Goal — Retype the lines below word for word, beginning with the line that contains "Circle shape (285, 253, 301, 268)" and ending after the line that contains "Circle shape (127, 356, 131, 359)".

(Bounding box entries)
========

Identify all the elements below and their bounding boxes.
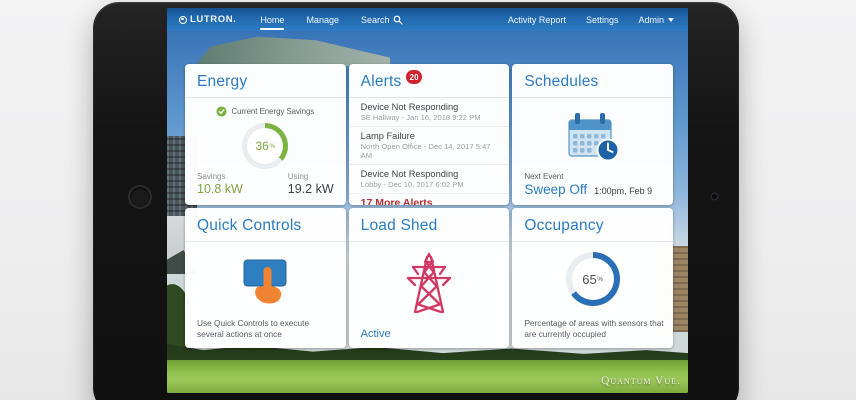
quick-controls-card-title: Quick Controls: [185, 208, 346, 242]
schedules-card[interactable]: Schedules: [512, 64, 673, 205]
energy-savings-ring: 36%: [242, 123, 289, 169]
energy-using-label: Using: [287, 172, 309, 181]
nav-settings[interactable]: Settings: [585, 14, 619, 25]
quick-controls-caption: Use Quick Controls to execute several ac…: [197, 318, 310, 339]
energy-percent: 36: [255, 139, 269, 153]
energy-using-value: 19.2 kW: [287, 182, 334, 196]
energy-savings-caption-text: Current Energy Savings: [231, 107, 315, 116]
nav-search-label: Search: [360, 14, 390, 25]
transmission-tower-icon: [406, 252, 452, 314]
alert-list-item[interactable]: Device Not Responding Lobby - Dec 10, 20…: [348, 165, 510, 194]
occupancy-ring-value: 65%: [571, 258, 614, 300]
alerts-card[interactable]: Alerts 20 Device Not Responding SE Hallw…: [348, 64, 510, 205]
alert-item-subtitle: North Open Office - Dec 14, 2017 5:47 AM: [360, 142, 491, 160]
chevron-down-icon: [668, 17, 674, 22]
energy-savings-caption: Current Energy Savings: [185, 106, 346, 117]
quantum-vue-brand: Quantum Vue.: [601, 375, 681, 387]
alert-item-title: Device Not Responding: [360, 102, 459, 112]
top-navbar: LUTRON. Home Manage Search Activity Repo…: [167, 8, 688, 31]
next-event-label: Next Event: [524, 172, 564, 181]
alert-list-item[interactable]: Lamp Failure North Open Office - Dec 14,…: [348, 127, 510, 165]
alerts-card-title: Alerts 20: [348, 64, 510, 98]
alerts-count-badge: 20: [406, 70, 422, 84]
lutron-logo-text: LUTRON.: [190, 14, 237, 25]
next-event-name: Sweep Off: [524, 182, 588, 197]
energy-savings-ring-value: 36%: [247, 128, 284, 164]
tablet-screen: LUTRON. Home Manage Search Activity Repo…: [167, 8, 688, 393]
occupancy-ring: 65%: [565, 252, 620, 306]
alert-item-subtitle: Lobby - Dec 10, 2017 6:02 PM: [360, 180, 464, 189]
tablet-device: LUTRON. Home Manage Search Activity Repo…: [93, 2, 739, 400]
energy-using-stat: Using 19.2 kW: [288, 172, 334, 196]
energy-card-title: Energy: [185, 64, 346, 98]
lutron-logo-icon: [179, 15, 187, 24]
nav-admin-menu[interactable]: Admin: [638, 15, 674, 25]
hand-press-button-icon: [243, 259, 287, 304]
check-circle-icon: [216, 106, 227, 117]
load-shed-card[interactable]: Load Shed: [348, 208, 510, 348]
energy-savings-label: Savings: [197, 172, 226, 181]
energy-card[interactable]: Energy Current Energy Savings 36%: [185, 64, 346, 205]
energy-percent-sign: %: [269, 142, 276, 150]
occupancy-percent: 65: [582, 271, 597, 287]
quick-controls-card[interactable]: Quick Controls Use Quick Controls to exe…: [185, 208, 346, 348]
more-alerts-link[interactable]: 17 More Alerts: [360, 197, 433, 205]
occupancy-card-title: Occupancy: [512, 208, 673, 242]
lawn: [167, 360, 688, 393]
alert-item-title: Device Not Responding: [360, 169, 459, 179]
lutron-logo: LUTRON.: [179, 14, 236, 25]
dashboard-card-grid: Energy Current Energy Savings 36%: [185, 64, 673, 348]
search-icon: [393, 15, 403, 25]
load-shed-status: Active: [360, 328, 391, 340]
next-event-block: Next Event Sweep Off 1:00pm, Feb 9: [524, 172, 667, 197]
tablet-home-button[interactable]: [128, 185, 152, 209]
nav-activity-report[interactable]: Activity Report: [507, 14, 566, 25]
calendar-clock-icon: [567, 113, 620, 162]
tablet-camera: [712, 194, 717, 199]
load-shed-card-title: Load Shed: [348, 208, 510, 242]
nav-admin-label: Admin: [638, 14, 664, 25]
alert-item-subtitle: SE Hallway - Jan 16, 2018 9:22 PM: [360, 113, 481, 122]
nav-home[interactable]: Home: [260, 14, 285, 30]
occupancy-caption: Percentage of areas with sensors that ar…: [524, 318, 664, 339]
energy-savings-stat: Savings 10.8 kW: [197, 172, 243, 196]
occupancy-percent-sign: %: [597, 275, 604, 283]
alert-list-item[interactable]: Device Not Responding SE Hallway - Jan 1…: [348, 98, 510, 127]
next-event-time: 1:00pm, Feb 9: [594, 186, 653, 196]
navbar-right: Activity Report Settings Admin: [508, 15, 676, 25]
nav-search[interactable]: Search: [361, 15, 403, 25]
alerts-title-text: Alerts: [360, 73, 402, 90]
energy-savings-value: 10.8 kW: [197, 182, 243, 196]
nav-manage[interactable]: Manage: [306, 14, 339, 25]
occupancy-card[interactable]: Occupancy 65% Percentage of areas with s…: [512, 208, 673, 348]
alert-item-title: Lamp Failure: [360, 131, 415, 141]
energy-stats: Savings 10.8 kW Using 19.2 kW: [197, 172, 334, 196]
schedules-card-title: Schedules: [512, 64, 673, 98]
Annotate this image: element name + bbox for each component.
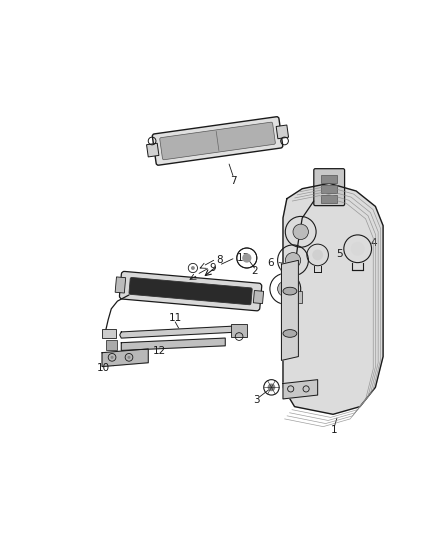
Circle shape (285, 253, 301, 268)
Bar (106, 340, 117, 350)
Circle shape (278, 281, 293, 296)
FancyBboxPatch shape (129, 278, 252, 305)
Circle shape (242, 253, 251, 263)
Circle shape (268, 384, 276, 391)
Bar (147, 143, 159, 157)
Text: 2: 2 (251, 266, 258, 276)
Circle shape (127, 356, 131, 359)
Text: 1: 1 (331, 425, 338, 435)
Bar (321, 175, 337, 182)
Text: 6: 6 (267, 257, 274, 268)
Bar (285, 291, 302, 303)
FancyBboxPatch shape (120, 271, 262, 311)
Bar (276, 125, 289, 139)
Circle shape (312, 249, 323, 260)
Polygon shape (120, 326, 242, 338)
Bar (321, 185, 337, 192)
FancyBboxPatch shape (152, 117, 283, 165)
Bar (102, 329, 116, 338)
Text: 9: 9 (209, 263, 215, 273)
Bar (253, 290, 264, 304)
Polygon shape (283, 379, 318, 399)
FancyBboxPatch shape (314, 168, 345, 206)
Text: 10: 10 (97, 363, 110, 373)
Circle shape (293, 224, 308, 239)
Circle shape (191, 266, 195, 270)
Text: 11: 11 (169, 313, 182, 323)
Bar (115, 277, 126, 293)
Text: 3: 3 (253, 394, 259, 405)
Text: 5: 5 (336, 249, 343, 259)
Bar (321, 195, 337, 203)
Polygon shape (283, 183, 383, 414)
Circle shape (351, 242, 364, 256)
Text: 13: 13 (237, 253, 250, 263)
FancyBboxPatch shape (160, 122, 276, 160)
Text: 8: 8 (216, 255, 223, 264)
Ellipse shape (283, 287, 297, 295)
Text: 4: 4 (371, 238, 378, 248)
Polygon shape (102, 349, 148, 367)
Circle shape (110, 356, 113, 359)
Ellipse shape (283, 329, 297, 337)
Text: 12: 12 (153, 346, 166, 356)
Polygon shape (121, 338, 225, 350)
Text: 7: 7 (230, 176, 236, 186)
Bar (231, 324, 247, 336)
Polygon shape (282, 260, 298, 360)
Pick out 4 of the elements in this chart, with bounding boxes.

========

Exercise response —
Circle shape (285, 253, 301, 268)
Bar (106, 340, 117, 350)
Circle shape (278, 281, 293, 296)
FancyBboxPatch shape (129, 278, 252, 305)
Circle shape (242, 253, 251, 263)
Circle shape (268, 384, 276, 391)
Bar (147, 143, 159, 157)
Text: 2: 2 (251, 266, 258, 276)
Circle shape (127, 356, 131, 359)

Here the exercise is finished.